→ EXERCISE MATERIALS:
BEGIN
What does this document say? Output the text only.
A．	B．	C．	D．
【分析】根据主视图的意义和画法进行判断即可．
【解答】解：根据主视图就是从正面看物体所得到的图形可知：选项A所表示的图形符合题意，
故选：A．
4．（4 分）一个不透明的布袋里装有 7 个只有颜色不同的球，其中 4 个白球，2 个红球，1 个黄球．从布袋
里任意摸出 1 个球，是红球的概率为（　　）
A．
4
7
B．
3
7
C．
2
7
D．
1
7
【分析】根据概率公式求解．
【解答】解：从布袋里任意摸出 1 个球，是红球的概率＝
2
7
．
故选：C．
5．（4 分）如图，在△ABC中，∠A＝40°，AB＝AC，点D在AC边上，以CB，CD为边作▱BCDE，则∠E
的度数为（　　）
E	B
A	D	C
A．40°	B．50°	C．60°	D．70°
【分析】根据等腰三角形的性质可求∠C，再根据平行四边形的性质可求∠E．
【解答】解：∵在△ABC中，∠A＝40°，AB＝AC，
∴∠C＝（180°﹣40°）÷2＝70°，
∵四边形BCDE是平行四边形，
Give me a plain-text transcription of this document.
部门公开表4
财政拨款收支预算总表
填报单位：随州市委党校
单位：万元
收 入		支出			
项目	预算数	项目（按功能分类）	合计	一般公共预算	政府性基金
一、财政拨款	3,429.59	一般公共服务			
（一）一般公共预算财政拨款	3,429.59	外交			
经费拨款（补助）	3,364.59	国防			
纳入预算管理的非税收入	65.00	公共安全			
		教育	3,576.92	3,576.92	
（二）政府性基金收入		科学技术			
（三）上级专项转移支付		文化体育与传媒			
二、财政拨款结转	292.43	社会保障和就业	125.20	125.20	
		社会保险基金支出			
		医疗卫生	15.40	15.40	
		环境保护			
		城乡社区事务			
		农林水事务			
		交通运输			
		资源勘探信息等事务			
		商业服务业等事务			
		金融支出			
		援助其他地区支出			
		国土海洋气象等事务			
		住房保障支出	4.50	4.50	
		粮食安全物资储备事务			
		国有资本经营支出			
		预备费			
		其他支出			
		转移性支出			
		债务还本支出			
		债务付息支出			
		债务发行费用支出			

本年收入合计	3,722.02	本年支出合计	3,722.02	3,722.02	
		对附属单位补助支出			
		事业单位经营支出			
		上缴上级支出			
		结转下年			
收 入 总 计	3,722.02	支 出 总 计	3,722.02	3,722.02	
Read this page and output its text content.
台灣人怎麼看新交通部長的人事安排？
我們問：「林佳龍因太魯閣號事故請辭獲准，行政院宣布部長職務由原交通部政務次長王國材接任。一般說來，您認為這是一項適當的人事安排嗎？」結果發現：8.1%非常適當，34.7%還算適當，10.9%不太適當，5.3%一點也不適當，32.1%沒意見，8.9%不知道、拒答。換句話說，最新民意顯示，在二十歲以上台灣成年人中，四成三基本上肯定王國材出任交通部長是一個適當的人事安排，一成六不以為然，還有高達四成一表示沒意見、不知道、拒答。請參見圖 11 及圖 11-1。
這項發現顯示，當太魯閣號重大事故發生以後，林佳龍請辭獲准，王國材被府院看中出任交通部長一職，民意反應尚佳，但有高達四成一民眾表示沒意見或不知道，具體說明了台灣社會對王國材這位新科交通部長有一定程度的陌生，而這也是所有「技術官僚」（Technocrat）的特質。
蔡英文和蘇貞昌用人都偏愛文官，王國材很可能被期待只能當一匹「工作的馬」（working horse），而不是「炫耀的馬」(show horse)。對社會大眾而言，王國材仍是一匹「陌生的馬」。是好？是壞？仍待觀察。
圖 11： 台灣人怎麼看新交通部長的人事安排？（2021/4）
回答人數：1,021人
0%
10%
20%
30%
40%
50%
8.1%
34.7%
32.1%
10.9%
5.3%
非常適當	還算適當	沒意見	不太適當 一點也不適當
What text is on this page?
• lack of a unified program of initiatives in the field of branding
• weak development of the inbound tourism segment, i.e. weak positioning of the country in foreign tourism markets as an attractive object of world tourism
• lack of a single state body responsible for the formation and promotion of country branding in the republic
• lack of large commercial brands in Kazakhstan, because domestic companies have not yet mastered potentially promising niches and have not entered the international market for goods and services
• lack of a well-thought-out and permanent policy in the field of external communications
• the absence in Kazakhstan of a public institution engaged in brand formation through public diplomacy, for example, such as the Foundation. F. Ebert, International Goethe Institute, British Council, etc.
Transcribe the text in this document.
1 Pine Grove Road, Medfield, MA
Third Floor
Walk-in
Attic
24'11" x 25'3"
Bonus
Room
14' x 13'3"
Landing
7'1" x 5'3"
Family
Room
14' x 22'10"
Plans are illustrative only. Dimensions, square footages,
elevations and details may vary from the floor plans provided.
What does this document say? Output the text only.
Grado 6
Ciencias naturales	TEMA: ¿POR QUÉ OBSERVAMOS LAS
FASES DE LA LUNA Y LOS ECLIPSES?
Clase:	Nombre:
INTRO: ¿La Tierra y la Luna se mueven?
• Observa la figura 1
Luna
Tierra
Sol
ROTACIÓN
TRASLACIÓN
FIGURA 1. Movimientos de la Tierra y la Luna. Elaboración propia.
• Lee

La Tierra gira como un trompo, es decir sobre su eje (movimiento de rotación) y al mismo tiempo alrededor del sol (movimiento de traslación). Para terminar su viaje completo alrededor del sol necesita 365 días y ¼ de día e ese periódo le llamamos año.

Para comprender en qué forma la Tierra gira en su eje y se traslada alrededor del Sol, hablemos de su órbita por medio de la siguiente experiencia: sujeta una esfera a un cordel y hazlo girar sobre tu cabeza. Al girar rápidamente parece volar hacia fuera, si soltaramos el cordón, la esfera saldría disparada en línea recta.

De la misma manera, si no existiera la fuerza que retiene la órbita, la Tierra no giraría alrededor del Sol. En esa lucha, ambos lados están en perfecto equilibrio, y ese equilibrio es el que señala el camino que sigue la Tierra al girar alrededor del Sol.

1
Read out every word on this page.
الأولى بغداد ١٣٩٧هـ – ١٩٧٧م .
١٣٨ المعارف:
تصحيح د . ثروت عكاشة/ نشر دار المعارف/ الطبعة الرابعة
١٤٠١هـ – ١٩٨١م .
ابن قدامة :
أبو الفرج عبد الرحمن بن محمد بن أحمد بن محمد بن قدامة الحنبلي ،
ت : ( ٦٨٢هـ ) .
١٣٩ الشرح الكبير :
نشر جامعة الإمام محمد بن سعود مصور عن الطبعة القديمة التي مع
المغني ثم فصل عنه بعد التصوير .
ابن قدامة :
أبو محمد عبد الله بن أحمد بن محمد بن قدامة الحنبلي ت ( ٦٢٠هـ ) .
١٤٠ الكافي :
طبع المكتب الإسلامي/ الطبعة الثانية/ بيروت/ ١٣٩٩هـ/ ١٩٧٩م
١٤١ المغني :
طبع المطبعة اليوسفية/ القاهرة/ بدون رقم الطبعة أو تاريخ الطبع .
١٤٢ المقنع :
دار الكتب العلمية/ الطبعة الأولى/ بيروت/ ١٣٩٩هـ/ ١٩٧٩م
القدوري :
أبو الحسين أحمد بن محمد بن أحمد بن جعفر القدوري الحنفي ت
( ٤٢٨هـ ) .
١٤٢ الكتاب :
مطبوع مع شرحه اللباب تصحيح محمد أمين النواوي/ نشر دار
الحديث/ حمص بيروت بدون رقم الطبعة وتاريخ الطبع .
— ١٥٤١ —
END
→ TASK GOAL: Scan the material above for the string "الحنبلي" and return the lines that hold it.

→ EXERCISE RESPONSE:
أبو الفرج عبد الرحمن بن محمد بن أحمد بن محمد بن قدامة الحنبلي ،
أبو محمد عبد الله بن أحمد بن محمد بن قدامة الحنبلي ت ( ٦٢٠هـ ) .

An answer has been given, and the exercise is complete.